*Problem statement:* Below is a block of records. Copy every line in it that contains the word "title".

:: Provided records

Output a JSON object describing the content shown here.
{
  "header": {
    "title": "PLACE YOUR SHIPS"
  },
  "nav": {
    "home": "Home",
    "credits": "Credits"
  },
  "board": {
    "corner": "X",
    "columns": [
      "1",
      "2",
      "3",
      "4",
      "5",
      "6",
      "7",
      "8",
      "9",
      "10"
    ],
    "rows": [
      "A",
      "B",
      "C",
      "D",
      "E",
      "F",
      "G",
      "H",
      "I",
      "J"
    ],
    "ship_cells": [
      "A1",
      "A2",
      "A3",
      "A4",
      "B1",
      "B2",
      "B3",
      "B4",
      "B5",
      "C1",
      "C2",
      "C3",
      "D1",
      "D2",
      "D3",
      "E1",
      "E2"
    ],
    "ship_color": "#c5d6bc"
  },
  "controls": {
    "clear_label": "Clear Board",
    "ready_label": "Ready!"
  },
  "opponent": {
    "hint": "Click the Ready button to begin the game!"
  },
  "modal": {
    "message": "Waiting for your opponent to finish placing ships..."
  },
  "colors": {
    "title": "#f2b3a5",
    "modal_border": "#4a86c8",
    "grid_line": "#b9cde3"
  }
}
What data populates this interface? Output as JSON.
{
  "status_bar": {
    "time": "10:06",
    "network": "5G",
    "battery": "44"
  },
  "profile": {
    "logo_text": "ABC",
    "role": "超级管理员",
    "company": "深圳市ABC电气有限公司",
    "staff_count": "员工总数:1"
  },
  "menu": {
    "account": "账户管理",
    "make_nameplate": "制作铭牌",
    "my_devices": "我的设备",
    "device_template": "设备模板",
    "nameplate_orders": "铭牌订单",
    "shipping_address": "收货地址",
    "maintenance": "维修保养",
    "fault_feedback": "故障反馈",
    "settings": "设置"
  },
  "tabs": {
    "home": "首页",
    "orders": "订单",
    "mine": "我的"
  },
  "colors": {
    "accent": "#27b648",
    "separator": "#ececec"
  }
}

::::

*Answer to the problem:*
    "title": "PLACE YOUR SHIPS"
    "title": "#f2b3a5",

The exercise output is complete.